■ Stated exercise
Answer with a number only: how many lines of the data contain "clause"?

■ Saved entries
begin
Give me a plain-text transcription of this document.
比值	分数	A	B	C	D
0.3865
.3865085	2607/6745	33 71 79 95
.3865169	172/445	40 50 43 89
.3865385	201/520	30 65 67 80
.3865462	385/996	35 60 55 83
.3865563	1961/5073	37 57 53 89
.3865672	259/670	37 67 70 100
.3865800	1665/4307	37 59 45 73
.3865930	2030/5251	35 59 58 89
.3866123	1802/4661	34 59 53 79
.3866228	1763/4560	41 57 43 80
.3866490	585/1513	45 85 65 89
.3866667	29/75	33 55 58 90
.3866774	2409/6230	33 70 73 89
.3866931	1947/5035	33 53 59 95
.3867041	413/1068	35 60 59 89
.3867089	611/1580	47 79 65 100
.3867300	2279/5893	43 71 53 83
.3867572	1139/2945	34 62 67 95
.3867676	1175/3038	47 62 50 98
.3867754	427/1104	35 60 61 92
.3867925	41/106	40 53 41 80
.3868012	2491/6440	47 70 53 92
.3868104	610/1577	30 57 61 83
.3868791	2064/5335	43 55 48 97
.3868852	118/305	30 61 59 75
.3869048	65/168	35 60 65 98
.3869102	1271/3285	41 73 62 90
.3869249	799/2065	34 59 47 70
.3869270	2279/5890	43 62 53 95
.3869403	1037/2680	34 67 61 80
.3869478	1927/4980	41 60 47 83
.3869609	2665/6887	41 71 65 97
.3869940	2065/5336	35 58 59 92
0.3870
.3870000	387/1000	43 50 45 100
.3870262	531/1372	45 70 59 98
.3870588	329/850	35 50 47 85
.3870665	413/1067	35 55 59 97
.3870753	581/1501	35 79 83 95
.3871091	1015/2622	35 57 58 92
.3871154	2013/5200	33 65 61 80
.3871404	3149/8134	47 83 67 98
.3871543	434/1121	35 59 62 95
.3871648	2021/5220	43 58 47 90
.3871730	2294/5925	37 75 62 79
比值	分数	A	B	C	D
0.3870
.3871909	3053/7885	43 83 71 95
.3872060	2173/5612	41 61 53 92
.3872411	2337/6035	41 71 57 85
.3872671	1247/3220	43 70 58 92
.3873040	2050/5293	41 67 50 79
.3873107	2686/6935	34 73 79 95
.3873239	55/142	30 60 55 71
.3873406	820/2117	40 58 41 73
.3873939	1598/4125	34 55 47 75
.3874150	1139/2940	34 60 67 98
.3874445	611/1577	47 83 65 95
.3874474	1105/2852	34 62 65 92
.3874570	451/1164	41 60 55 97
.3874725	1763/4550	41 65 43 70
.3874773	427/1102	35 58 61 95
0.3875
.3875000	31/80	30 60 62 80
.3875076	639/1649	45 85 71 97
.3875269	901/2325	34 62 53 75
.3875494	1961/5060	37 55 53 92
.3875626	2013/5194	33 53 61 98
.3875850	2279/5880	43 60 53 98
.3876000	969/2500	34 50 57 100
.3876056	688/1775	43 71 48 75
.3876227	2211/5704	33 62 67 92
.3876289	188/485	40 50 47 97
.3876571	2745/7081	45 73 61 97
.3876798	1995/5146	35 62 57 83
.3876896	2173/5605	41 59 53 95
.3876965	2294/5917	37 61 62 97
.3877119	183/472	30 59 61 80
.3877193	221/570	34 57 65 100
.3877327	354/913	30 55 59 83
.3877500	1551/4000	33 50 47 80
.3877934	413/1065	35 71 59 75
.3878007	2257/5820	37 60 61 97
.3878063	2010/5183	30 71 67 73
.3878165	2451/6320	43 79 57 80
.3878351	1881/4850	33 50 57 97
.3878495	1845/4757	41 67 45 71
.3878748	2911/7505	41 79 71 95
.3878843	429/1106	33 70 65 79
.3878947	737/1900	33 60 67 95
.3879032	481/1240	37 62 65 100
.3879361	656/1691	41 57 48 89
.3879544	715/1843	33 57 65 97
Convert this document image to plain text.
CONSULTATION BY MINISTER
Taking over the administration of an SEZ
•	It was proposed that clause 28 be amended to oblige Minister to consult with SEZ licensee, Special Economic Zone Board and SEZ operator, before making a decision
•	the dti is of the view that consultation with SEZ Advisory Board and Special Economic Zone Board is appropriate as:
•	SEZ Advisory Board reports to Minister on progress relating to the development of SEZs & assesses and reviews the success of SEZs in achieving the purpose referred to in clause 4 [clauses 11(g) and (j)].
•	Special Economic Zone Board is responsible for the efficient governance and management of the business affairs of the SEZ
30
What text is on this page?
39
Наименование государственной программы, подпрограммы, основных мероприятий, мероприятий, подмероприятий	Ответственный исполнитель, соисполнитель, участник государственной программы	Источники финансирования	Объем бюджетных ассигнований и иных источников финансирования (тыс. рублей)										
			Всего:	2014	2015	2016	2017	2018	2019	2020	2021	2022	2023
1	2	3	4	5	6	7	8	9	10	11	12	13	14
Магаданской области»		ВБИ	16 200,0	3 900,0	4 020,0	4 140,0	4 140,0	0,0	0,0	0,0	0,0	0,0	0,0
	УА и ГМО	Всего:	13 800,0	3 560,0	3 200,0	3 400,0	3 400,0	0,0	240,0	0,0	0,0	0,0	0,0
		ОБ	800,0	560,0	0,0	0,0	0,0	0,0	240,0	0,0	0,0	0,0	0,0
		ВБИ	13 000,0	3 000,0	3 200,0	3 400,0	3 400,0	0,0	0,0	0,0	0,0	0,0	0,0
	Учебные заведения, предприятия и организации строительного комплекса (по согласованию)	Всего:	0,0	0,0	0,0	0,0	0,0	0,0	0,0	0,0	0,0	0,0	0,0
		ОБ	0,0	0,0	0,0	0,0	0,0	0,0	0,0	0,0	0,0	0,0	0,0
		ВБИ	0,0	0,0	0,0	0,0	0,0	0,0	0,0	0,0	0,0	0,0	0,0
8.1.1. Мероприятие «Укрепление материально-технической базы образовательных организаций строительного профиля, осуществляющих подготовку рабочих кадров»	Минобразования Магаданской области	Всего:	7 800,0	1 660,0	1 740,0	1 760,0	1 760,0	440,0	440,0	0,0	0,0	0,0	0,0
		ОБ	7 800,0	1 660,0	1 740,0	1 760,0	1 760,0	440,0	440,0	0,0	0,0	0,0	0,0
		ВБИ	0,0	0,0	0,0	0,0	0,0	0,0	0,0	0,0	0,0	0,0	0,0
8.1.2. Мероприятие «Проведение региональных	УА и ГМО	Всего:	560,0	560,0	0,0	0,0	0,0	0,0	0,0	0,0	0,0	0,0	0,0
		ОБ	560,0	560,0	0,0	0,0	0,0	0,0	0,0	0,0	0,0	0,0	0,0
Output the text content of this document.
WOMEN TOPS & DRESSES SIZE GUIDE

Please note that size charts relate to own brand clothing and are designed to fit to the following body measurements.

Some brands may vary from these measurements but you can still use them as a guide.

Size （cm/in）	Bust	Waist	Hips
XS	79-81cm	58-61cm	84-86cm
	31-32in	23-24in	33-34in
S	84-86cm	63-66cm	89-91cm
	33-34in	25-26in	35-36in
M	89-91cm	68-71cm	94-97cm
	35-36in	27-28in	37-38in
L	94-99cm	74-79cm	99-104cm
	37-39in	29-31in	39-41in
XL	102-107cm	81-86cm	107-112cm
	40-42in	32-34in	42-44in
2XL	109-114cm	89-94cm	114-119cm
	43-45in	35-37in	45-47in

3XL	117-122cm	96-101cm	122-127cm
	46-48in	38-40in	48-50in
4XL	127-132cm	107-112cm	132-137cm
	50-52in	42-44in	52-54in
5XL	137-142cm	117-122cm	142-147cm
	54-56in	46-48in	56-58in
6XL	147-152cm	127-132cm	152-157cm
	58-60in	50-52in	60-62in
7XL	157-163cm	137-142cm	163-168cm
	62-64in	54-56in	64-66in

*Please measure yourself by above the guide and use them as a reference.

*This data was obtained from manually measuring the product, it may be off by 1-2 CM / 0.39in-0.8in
end
■ Exercise response
2